--- START Recorded information ---

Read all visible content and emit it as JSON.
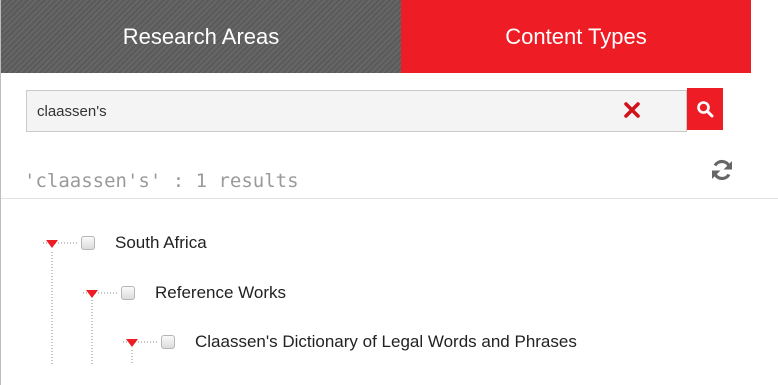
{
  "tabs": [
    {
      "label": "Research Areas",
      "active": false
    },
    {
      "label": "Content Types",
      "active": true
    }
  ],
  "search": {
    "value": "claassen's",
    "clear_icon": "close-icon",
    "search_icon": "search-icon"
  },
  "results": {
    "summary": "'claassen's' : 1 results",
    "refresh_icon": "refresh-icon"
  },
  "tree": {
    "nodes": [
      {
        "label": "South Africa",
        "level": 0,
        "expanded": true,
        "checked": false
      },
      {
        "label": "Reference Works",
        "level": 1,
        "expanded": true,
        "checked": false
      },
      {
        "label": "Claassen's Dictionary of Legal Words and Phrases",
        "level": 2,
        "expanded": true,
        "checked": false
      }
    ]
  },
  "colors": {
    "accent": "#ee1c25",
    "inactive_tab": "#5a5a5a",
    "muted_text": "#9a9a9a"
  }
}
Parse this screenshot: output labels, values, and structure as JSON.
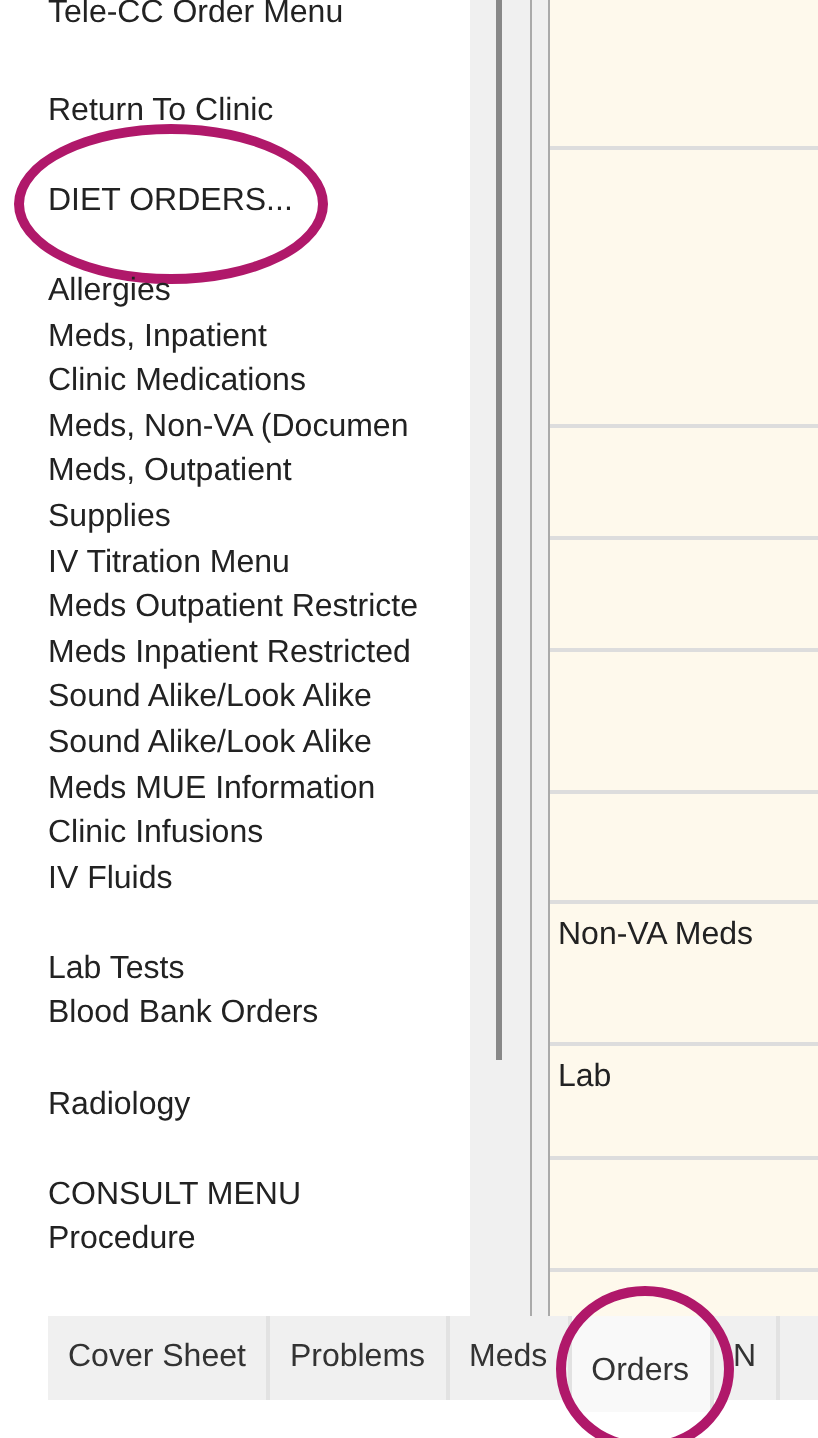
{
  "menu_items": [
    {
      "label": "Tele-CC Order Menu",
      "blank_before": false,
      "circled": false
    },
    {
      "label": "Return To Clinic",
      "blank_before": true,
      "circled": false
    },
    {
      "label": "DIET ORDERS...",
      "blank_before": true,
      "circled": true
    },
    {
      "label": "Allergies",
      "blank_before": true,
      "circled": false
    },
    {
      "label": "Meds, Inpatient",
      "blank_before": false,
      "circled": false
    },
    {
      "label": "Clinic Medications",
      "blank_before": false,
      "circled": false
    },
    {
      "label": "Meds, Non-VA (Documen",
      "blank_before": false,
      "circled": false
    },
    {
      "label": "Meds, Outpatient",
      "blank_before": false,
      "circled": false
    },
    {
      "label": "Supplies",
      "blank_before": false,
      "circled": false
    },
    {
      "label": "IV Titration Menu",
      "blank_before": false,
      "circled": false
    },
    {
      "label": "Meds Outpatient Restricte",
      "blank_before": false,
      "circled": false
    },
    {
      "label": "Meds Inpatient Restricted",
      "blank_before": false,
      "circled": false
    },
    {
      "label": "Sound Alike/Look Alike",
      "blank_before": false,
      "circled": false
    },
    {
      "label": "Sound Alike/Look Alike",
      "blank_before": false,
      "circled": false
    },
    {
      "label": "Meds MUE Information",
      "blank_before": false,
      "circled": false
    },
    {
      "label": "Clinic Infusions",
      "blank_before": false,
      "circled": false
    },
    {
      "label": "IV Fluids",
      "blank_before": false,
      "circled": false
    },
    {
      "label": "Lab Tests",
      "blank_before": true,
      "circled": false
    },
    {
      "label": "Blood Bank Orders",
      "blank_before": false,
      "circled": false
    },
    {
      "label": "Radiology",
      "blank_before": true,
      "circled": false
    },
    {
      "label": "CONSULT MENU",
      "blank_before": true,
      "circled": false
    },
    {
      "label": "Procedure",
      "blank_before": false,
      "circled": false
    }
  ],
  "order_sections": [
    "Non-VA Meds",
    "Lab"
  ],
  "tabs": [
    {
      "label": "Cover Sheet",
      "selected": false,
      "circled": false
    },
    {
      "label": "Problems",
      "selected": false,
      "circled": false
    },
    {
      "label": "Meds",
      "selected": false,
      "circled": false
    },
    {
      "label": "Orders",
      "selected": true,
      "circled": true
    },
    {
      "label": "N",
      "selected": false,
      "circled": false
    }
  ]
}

--- END Recorded information ---
--- START Recorded information ---

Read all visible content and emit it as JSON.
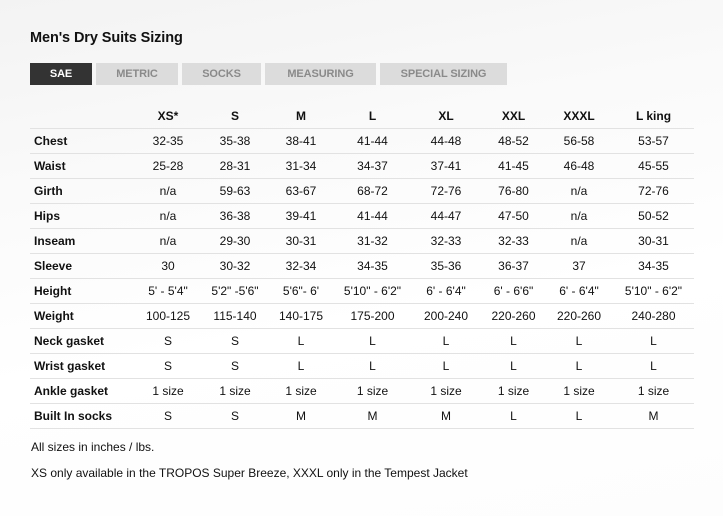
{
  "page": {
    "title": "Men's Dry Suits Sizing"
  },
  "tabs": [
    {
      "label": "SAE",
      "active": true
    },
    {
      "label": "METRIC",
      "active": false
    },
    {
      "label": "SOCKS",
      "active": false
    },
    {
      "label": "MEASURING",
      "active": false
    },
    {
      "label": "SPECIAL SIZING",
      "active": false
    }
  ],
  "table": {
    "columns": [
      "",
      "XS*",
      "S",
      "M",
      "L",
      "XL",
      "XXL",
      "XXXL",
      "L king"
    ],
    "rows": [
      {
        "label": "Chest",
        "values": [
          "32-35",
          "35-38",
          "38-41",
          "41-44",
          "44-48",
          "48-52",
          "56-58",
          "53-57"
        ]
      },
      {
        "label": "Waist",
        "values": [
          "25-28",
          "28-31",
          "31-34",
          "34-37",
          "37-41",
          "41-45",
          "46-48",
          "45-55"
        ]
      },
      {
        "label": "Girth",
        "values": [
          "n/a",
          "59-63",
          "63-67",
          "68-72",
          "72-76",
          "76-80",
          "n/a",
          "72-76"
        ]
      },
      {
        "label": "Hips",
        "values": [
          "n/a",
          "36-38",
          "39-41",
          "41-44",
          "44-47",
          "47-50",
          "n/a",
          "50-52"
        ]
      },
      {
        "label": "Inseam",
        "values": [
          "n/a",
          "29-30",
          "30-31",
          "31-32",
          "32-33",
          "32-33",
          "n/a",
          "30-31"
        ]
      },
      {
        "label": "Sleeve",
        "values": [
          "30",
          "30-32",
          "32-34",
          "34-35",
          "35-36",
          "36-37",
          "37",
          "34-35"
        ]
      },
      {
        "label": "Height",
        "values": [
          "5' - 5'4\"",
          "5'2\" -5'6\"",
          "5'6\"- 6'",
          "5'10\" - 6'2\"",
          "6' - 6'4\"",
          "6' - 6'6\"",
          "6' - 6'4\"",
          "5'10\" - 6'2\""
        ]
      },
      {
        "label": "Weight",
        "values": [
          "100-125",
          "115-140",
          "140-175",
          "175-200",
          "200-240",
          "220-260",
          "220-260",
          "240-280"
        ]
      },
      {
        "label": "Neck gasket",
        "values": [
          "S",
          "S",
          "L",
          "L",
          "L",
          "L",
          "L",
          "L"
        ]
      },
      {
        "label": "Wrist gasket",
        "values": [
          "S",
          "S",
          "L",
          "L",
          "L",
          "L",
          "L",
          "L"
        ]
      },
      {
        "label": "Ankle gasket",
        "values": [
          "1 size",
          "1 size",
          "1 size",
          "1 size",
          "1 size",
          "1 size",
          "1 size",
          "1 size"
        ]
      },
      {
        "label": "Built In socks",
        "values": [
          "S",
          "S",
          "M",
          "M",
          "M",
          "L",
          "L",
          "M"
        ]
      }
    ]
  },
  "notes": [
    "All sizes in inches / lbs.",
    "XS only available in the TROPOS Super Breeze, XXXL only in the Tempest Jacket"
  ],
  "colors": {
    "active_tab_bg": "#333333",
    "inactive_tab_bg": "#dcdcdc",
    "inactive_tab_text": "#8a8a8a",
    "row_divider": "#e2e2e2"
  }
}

--- END Recorded information ---
--- START Recorded information ---

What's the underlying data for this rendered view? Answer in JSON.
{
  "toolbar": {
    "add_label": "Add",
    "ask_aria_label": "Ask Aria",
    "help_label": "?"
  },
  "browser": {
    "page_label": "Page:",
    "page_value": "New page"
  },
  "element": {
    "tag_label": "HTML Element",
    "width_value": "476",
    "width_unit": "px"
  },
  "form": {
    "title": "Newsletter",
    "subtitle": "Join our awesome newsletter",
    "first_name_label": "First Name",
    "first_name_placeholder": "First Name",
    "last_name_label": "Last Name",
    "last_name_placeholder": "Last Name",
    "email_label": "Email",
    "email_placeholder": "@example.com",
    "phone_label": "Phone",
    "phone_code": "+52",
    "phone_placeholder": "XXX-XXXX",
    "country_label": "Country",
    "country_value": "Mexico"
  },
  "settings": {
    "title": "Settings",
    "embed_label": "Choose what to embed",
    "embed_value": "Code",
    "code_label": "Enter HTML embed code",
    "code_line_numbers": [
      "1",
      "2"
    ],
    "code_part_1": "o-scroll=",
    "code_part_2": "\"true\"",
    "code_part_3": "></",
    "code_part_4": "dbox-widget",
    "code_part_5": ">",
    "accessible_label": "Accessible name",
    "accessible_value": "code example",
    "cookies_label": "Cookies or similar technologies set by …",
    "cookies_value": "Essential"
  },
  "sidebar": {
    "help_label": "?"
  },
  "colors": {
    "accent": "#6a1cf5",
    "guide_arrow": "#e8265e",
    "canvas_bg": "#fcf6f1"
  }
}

--- END Recorded information ---

*What is needed*
Report all lines of the data that include the word "example".

*Response to the task*
    "email_placeholder": "@example.com",
    "accessible_value": "code example",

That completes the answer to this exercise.